## [Data section]
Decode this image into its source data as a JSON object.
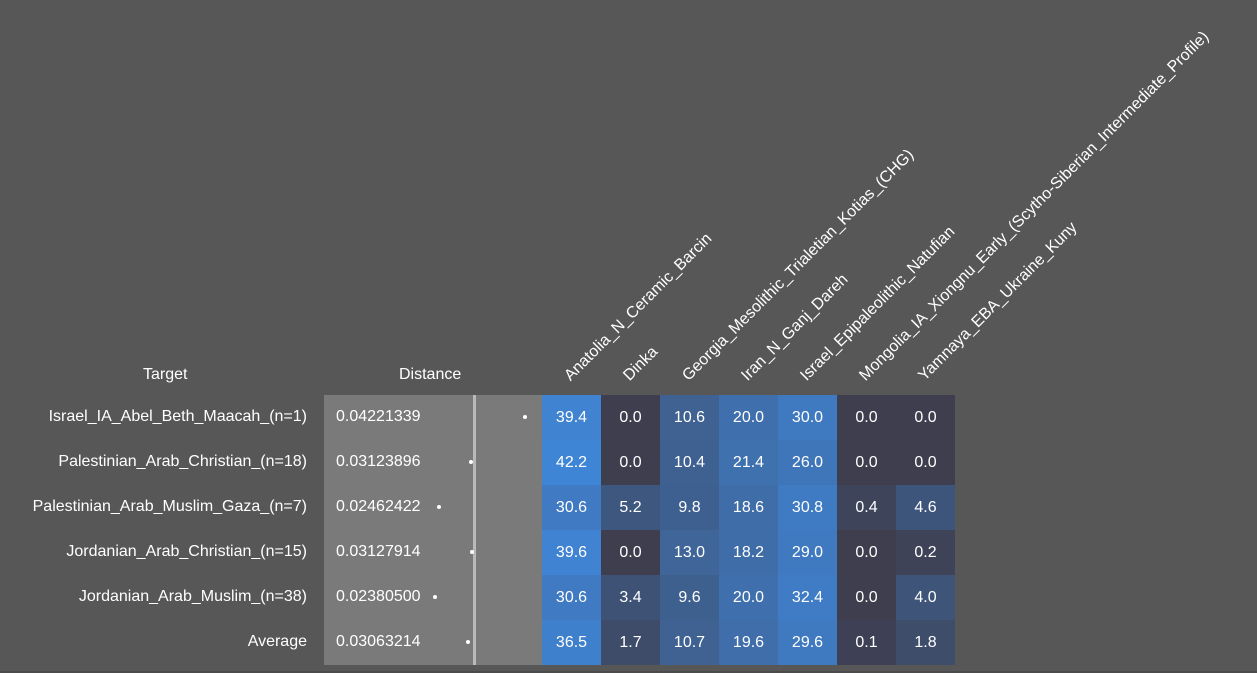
{
  "headers": {
    "target": "Target",
    "distance": "Distance"
  },
  "columns": [
    "Anatolia_N_Ceramic_Barcin",
    "Dinka",
    "Georgia_Mesolithic_Trialetian_Kotias_(CHG)",
    "Iran_N_Ganj_Dareh",
    "Israel_Epipaleolithic_Natufian",
    "Mongolia_IA_Xiongnu_Early_(Scytho-Siberian_Intermediate_Profile)",
    "Yamnaya_EBA_Ukraine_Kuny"
  ],
  "rows": [
    {
      "name": "Israel_IA_Abel_Beth_Maacah_(n=1)",
      "distance": "0.04221339",
      "values": [
        "39.4",
        "0.0",
        "10.6",
        "20.0",
        "30.0",
        "0.0",
        "0.0"
      ]
    },
    {
      "name": "Palestinian_Arab_Christian_(n=18)",
      "distance": "0.03123896",
      "values": [
        "42.2",
        "0.0",
        "10.4",
        "21.4",
        "26.0",
        "0.0",
        "0.0"
      ]
    },
    {
      "name": "Palestinian_Arab_Muslim_Gaza_(n=7)",
      "distance": "0.02462422",
      "values": [
        "30.6",
        "5.2",
        "9.8",
        "18.6",
        "30.8",
        "0.4",
        "4.6"
      ]
    },
    {
      "name": "Jordanian_Arab_Christian_(n=15)",
      "distance": "0.03127914",
      "values": [
        "39.6",
        "0.0",
        "13.0",
        "18.2",
        "29.0",
        "0.0",
        "0.2"
      ]
    },
    {
      "name": "Jordanian_Arab_Muslim_(n=38)",
      "distance": "0.02380500",
      "values": [
        "30.6",
        "3.4",
        "9.6",
        "20.0",
        "32.4",
        "0.0",
        "4.0"
      ]
    },
    {
      "name": "Average",
      "distance": "0.03063214",
      "values": [
        "36.5",
        "1.7",
        "10.7",
        "19.6",
        "29.6",
        "0.1",
        "1.8"
      ]
    }
  ],
  "colors": {
    "background": "#575757",
    "distance_panel": "#7a7a7a",
    "distance_reference_line": "#b9b9b9",
    "heat_low": "#3e3e4e",
    "heat_high": "#3f85d6"
  }
}
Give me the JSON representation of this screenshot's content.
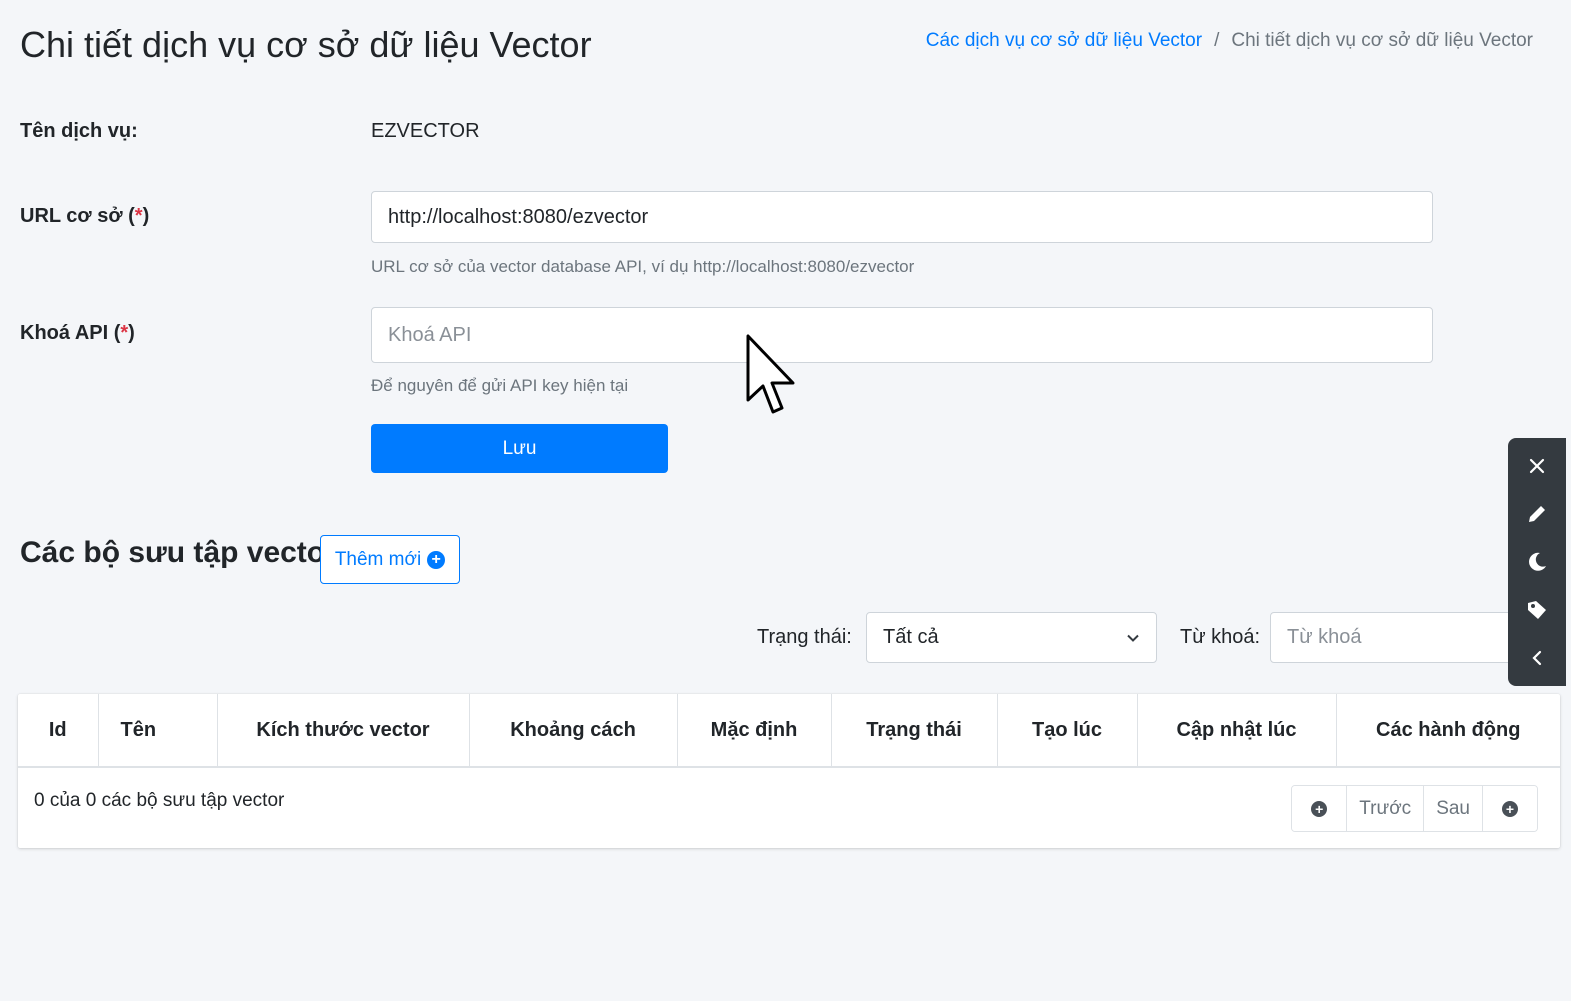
{
  "header": {
    "title": "Chi tiết dịch vụ cơ sở dữ liệu Vector",
    "breadcrumb": {
      "link": "Các dịch vụ cơ sở dữ liệu Vector",
      "separator": "/",
      "current": "Chi tiết dịch vụ cơ sở dữ liệu Vector"
    }
  },
  "form": {
    "service_name_label": "Tên dịch vụ:",
    "service_name_value": "EZVECTOR",
    "base_url_label": "URL cơ sở (",
    "base_url_required": "*",
    "base_url_label_end": ")",
    "base_url_value": "http://localhost:8080/ezvector",
    "base_url_help": "URL cơ sở của vector database API, ví dụ http://localhost:8080/ezvector",
    "api_key_label": "Khoá API (",
    "api_key_required": "*",
    "api_key_label_end": ")",
    "api_key_placeholder": "Khoá API",
    "api_key_help": "Để nguyên để gửi API key hiện tại",
    "save_label": "Lưu"
  },
  "collections": {
    "title": "Các bộ sưu tập vector",
    "add_label": "Thêm mới",
    "filters": {
      "status_label": "Trạng thái:",
      "status_selected": "Tất cả",
      "keyword_label": "Từ khoá:",
      "keyword_placeholder": "Từ khoá"
    },
    "columns": [
      "Id",
      "Tên",
      "Kích thước vector",
      "Khoảng cách",
      "Mặc định",
      "Trạng thái",
      "Tạo lúc",
      "Cập nhật lúc",
      "Các hành động"
    ],
    "summary": "0 của 0 các bộ sưu tập vector",
    "pagination": {
      "prev_label": "Trước",
      "next_label": "Sau"
    }
  },
  "toolbar": {
    "icons": [
      "close-icon",
      "pencil-icon",
      "moon-icon",
      "palette-icon",
      "chevron-left-icon"
    ]
  },
  "colors": {
    "primary": "#007bff",
    "required": "#dc3545",
    "toolbar_bg": "#343a40",
    "page_bg": "#f4f6f9"
  }
}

## [Requirement]
Give an exact reproduction of every line, leaving out any picture.

## [Task result]
Decode this image into its source data as a JSON object.
{
  "headers": {
    "target": "Target",
    "distance": "Distance"
  },
  "columns": [
    "Anatolia_N_Ceramic_Barcin",
    "Dinka",
    "Georgia_Mesolithic_Trialetian_Kotias_(CHG)",
    "Iran_N_Ganj_Dareh",
    "Israel_Epipaleolithic_Natufian",
    "Mongolia_IA_Xiongnu_Early_(Scytho-Siberian_Intermediate_Profile)",
    "Yamnaya_EBA_Ukraine_Kuny"
  ],
  "rows": [
    {
      "name": "Israel_IA_Abel_Beth_Maacah_(n=1)",
      "distance": "0.04221339",
      "values": [
        "39.4",
        "0.0",
        "10.6",
        "20.0",
        "30.0",
        "0.0",
        "0.0"
      ]
    },
    {
      "name": "Palestinian_Arab_Christian_(n=18)",
      "distance": "0.03123896",
      "values": [
        "42.2",
        "0.0",
        "10.4",
        "21.4",
        "26.0",
        "0.0",
        "0.0"
      ]
    },
    {
      "name": "Palestinian_Arab_Muslim_Gaza_(n=7)",
      "distance": "0.02462422",
      "values": [
        "30.6",
        "5.2",
        "9.8",
        "18.6",
        "30.8",
        "0.4",
        "4.6"
      ]
    },
    {
      "name": "Jordanian_Arab_Christian_(n=15)",
      "distance": "0.03127914",
      "values": [
        "39.6",
        "0.0",
        "13.0",
        "18.2",
        "29.0",
        "0.0",
        "0.2"
      ]
    },
    {
      "name": "Jordanian_Arab_Muslim_(n=38)",
      "distance": "0.02380500",
      "values": [
        "30.6",
        "3.4",
        "9.6",
        "20.0",
        "32.4",
        "0.0",
        "4.0"
      ]
    },
    {
      "name": "Average",
      "distance": "0.03063214",
      "values": [
        "36.5",
        "1.7",
        "10.7",
        "19.6",
        "29.6",
        "0.1",
        "1.8"
      ]
    }
  ],
  "colors": {
    "background": "#575757",
    "distance_panel": "#7a7a7a",
    "distance_reference_line": "#b9b9b9",
    "heat_low": "#3e3e4e",
    "heat_high": "#3f85d6"
  }
}
Give me the JSON representation of this screenshot's content.
{
  "header": {
    "title": "Chi tiết dịch vụ cơ sở dữ liệu Vector",
    "breadcrumb": {
      "link": "Các dịch vụ cơ sở dữ liệu Vector",
      "separator": "/",
      "current": "Chi tiết dịch vụ cơ sở dữ liệu Vector"
    }
  },
  "form": {
    "service_name_label": "Tên dịch vụ:",
    "service_name_value": "EZVECTOR",
    "base_url_label": "URL cơ sở (",
    "base_url_required": "*",
    "base_url_label_end": ")",
    "base_url_value": "http://localhost:8080/ezvector",
    "base_url_help": "URL cơ sở của vector database API, ví dụ http://localhost:8080/ezvector",
    "api_key_label": "Khoá API (",
    "api_key_required": "*",
    "api_key_label_end": ")",
    "api_key_placeholder": "Khoá API",
    "api_key_help": "Để nguyên để gửi API key hiện tại",
    "save_label": "Lưu"
  },
  "collections": {
    "title": "Các bộ sưu tập vector",
    "add_label": "Thêm mới",
    "filters": {
      "status_label": "Trạng thái:",
      "status_selected": "Tất cả",
      "keyword_label": "Từ khoá:",
      "keyword_placeholder": "Từ khoá"
    },
    "columns": [
      "Id",
      "Tên",
      "Kích thước vector",
      "Khoảng cách",
      "Mặc định",
      "Trạng thái",
      "Tạo lúc",
      "Cập nhật lúc",
      "Các hành động"
    ],
    "summary": "0 của 0 các bộ sưu tập vector",
    "pagination": {
      "prev_label": "Trước",
      "next_label": "Sau"
    }
  },
  "toolbar": {
    "icons": [
      "close-icon",
      "pencil-icon",
      "moon-icon",
      "palette-icon",
      "chevron-left-icon"
    ]
  },
  "colors": {
    "primary": "#007bff",
    "required": "#dc3545",
    "toolbar_bg": "#343a40",
    "page_bg": "#f4f6f9"
  }
}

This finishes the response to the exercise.